* _TASK TO COMPLETE_
Search the material below for the word "like" and copy every line in which it occurs.

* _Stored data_
===

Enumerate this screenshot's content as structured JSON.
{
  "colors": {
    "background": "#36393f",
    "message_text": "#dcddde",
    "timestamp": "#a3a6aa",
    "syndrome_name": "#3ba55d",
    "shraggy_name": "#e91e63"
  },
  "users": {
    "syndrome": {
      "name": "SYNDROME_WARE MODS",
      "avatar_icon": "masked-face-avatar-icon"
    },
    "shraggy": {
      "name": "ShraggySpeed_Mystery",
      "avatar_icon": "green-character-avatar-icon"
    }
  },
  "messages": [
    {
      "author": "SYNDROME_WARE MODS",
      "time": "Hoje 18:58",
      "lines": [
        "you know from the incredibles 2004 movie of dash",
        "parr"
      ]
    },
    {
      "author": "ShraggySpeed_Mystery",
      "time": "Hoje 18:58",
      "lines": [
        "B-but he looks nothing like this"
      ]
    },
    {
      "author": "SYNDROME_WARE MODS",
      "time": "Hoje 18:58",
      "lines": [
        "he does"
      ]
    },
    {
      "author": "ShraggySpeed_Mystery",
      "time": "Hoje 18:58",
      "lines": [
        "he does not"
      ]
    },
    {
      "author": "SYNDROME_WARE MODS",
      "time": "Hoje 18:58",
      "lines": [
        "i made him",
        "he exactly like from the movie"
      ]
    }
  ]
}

===

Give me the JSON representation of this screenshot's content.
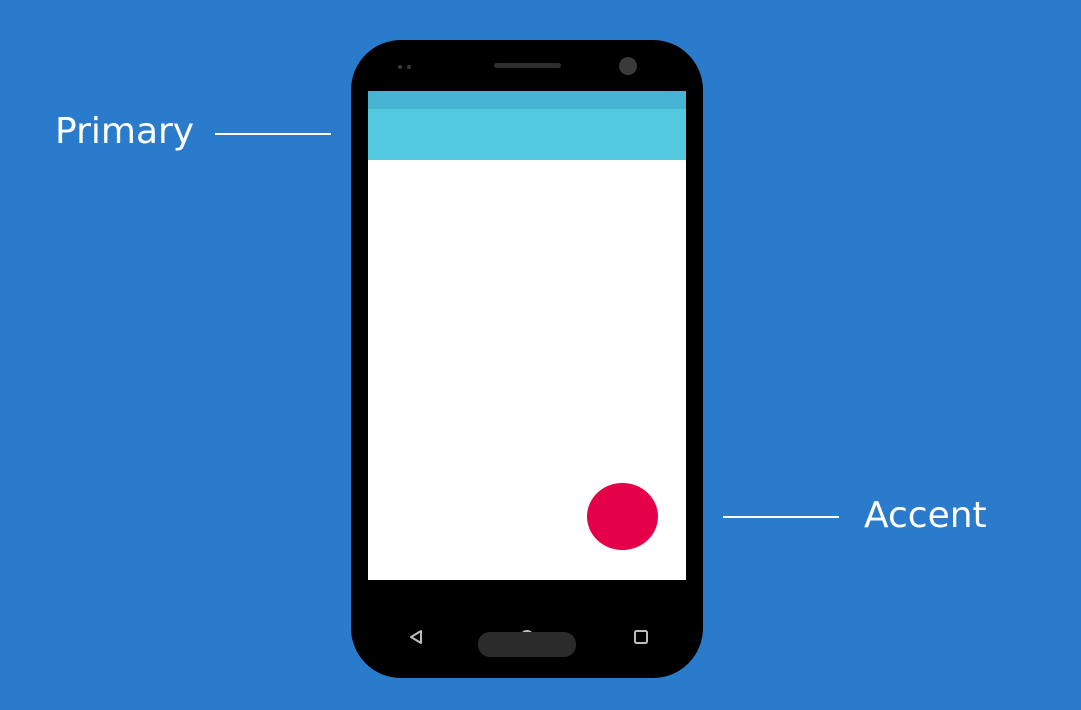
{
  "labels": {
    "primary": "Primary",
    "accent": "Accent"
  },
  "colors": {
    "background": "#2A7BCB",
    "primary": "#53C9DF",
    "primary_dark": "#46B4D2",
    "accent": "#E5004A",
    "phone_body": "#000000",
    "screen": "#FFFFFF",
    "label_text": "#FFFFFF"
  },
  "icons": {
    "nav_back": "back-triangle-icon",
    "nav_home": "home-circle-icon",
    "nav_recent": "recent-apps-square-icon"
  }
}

===

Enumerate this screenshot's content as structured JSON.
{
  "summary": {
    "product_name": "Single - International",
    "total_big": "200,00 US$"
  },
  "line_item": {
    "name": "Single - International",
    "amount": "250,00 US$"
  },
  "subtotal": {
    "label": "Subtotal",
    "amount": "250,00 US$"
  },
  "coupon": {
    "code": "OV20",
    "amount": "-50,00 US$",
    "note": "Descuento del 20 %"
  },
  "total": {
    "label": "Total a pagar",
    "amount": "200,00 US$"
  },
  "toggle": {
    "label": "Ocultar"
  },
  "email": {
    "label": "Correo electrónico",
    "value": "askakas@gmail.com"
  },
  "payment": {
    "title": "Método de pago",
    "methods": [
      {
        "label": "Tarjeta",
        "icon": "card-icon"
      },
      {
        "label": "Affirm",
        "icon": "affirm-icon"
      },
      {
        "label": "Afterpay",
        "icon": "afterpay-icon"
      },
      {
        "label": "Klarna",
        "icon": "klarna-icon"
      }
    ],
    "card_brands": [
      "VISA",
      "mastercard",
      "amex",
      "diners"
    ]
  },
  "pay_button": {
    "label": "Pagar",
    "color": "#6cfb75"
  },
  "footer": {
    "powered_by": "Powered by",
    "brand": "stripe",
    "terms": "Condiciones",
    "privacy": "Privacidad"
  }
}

===

* _FINISHED ANSWER_
        "B-but he looks nothing like this"
        "he exactly like from the movie"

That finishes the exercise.